Records that describe figures:
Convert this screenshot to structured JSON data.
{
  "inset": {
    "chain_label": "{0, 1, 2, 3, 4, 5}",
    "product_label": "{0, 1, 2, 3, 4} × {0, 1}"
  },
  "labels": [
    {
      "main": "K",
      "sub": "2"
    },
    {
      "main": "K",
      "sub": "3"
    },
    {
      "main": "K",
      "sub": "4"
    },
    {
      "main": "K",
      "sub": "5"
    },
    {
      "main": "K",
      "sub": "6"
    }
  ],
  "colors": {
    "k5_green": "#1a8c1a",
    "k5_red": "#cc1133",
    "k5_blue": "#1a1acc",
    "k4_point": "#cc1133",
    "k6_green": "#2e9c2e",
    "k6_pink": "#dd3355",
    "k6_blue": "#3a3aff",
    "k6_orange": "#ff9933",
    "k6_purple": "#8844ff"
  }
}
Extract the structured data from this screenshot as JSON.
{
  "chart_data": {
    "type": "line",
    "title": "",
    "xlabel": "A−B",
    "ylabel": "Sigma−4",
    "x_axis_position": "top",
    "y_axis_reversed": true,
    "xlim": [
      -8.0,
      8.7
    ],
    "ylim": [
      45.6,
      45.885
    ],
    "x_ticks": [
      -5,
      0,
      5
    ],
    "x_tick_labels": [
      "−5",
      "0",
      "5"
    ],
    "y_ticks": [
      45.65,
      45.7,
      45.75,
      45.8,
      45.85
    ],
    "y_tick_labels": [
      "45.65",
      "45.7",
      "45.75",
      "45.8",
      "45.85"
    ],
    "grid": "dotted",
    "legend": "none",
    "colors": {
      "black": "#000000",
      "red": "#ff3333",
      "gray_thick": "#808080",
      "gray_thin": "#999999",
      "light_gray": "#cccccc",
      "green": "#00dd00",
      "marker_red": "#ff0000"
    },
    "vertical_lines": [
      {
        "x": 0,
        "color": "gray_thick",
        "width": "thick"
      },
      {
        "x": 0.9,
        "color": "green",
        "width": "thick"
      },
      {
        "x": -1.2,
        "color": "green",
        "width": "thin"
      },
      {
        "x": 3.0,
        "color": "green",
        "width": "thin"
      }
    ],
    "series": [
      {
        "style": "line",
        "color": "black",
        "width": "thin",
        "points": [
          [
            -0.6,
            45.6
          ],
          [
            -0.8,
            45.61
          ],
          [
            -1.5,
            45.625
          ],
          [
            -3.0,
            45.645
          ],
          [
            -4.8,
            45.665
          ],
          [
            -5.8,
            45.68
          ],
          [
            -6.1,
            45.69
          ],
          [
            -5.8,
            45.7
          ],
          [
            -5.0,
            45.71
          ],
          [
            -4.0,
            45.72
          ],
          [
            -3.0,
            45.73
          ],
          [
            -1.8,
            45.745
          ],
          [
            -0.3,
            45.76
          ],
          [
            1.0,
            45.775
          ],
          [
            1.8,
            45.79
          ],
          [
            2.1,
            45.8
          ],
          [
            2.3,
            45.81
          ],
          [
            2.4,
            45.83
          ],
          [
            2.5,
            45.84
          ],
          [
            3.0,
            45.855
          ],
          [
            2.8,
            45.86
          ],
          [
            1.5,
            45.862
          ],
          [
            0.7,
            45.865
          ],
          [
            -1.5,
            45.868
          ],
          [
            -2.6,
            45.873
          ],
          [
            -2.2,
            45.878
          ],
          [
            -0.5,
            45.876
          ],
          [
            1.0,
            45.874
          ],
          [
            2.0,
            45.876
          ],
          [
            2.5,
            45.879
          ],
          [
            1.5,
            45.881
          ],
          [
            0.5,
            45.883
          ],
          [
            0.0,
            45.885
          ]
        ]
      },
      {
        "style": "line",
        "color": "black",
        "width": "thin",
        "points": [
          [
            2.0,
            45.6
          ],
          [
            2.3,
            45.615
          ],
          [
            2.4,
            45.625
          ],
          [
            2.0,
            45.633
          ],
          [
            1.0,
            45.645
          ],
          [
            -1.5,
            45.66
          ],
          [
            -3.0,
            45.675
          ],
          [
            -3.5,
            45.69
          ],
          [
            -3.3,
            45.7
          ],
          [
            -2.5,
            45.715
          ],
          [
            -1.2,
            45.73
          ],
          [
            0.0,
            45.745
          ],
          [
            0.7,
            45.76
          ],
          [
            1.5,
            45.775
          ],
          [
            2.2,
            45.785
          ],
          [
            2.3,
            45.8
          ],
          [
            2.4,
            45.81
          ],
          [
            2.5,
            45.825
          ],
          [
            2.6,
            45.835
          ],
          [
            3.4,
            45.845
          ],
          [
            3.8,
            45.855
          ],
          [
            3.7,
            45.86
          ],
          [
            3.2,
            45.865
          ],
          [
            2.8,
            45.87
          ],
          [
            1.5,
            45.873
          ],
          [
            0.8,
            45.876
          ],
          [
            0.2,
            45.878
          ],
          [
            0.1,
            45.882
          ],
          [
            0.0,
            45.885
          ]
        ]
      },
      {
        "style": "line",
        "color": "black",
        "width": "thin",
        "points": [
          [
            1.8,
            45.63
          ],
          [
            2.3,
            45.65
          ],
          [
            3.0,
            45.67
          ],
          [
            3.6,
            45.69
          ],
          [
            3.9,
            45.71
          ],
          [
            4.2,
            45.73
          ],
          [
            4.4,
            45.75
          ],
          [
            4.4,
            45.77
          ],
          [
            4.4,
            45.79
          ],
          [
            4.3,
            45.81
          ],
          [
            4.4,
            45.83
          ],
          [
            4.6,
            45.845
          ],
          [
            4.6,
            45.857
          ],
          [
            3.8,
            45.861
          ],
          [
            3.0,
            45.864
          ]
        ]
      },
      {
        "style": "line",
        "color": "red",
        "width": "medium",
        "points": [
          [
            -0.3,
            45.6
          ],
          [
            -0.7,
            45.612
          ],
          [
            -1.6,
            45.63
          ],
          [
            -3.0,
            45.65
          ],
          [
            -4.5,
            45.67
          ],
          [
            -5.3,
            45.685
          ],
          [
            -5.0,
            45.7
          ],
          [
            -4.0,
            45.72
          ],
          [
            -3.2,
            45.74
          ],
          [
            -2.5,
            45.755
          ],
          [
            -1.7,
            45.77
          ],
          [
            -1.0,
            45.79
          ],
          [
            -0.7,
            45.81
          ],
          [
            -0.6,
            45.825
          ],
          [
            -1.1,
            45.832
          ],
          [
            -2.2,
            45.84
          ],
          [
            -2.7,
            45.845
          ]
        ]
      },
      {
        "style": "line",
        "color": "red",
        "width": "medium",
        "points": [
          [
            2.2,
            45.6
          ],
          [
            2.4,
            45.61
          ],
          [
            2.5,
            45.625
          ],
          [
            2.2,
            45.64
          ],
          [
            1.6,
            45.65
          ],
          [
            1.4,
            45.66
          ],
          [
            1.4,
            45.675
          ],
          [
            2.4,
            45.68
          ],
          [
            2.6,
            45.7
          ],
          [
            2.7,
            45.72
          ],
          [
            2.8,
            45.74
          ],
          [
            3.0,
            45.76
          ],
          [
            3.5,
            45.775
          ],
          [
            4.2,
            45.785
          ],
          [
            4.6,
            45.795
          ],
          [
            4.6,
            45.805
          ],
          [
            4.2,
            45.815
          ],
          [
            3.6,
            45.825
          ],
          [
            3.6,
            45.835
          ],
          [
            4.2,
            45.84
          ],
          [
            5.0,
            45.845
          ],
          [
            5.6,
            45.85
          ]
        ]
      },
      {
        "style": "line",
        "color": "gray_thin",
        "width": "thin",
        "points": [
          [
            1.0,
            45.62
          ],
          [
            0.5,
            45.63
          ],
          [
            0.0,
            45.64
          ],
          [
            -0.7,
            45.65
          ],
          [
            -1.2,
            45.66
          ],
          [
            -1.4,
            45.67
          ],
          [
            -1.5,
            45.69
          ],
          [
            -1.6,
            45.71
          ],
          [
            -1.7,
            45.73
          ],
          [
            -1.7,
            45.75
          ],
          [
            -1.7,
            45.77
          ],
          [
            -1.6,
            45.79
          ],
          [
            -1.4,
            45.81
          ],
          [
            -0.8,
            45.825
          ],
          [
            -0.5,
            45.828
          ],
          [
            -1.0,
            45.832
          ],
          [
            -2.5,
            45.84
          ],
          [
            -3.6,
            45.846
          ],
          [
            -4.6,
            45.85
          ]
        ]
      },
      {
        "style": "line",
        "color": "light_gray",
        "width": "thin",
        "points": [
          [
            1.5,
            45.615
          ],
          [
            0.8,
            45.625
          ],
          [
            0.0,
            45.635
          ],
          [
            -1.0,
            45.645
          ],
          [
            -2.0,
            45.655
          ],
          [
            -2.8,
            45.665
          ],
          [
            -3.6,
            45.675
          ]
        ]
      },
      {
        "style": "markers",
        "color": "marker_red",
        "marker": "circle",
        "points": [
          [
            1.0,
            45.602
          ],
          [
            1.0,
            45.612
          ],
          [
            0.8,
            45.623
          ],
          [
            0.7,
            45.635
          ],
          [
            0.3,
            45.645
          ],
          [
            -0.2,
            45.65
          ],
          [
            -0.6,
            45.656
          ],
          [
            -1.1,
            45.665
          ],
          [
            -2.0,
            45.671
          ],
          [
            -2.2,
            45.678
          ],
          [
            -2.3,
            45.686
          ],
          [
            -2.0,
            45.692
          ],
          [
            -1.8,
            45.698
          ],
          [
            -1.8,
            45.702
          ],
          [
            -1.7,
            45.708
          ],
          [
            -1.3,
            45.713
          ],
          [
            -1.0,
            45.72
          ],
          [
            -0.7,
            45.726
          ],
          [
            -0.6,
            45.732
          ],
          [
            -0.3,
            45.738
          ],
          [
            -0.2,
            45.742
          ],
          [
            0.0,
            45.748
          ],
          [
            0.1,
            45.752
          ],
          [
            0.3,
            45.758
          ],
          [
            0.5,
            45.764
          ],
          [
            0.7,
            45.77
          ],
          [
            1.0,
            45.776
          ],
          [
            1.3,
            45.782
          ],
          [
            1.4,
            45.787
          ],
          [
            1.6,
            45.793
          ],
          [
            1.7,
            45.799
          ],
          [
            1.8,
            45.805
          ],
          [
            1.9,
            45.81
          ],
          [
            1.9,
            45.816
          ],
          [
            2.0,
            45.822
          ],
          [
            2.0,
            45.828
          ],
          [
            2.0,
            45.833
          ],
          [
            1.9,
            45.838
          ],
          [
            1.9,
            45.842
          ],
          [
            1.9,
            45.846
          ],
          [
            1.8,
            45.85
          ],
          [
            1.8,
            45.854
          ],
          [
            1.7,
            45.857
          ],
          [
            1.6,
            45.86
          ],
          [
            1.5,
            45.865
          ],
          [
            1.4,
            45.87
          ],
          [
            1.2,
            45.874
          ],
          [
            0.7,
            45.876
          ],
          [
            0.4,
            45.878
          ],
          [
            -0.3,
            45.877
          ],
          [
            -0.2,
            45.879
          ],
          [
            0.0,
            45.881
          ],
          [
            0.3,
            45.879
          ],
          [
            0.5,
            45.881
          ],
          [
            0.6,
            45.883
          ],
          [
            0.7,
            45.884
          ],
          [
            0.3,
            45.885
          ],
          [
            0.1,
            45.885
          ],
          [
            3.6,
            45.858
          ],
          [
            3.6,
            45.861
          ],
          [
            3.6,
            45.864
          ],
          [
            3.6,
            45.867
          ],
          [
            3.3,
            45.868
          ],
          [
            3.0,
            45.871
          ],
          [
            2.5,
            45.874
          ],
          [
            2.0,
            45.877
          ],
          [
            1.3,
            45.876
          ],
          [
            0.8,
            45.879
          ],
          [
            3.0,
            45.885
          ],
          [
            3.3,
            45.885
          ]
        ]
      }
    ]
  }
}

DIRECTION » Give back only a number, the number of lines where the string "structured" occurs.

TASK OUTPUT » 2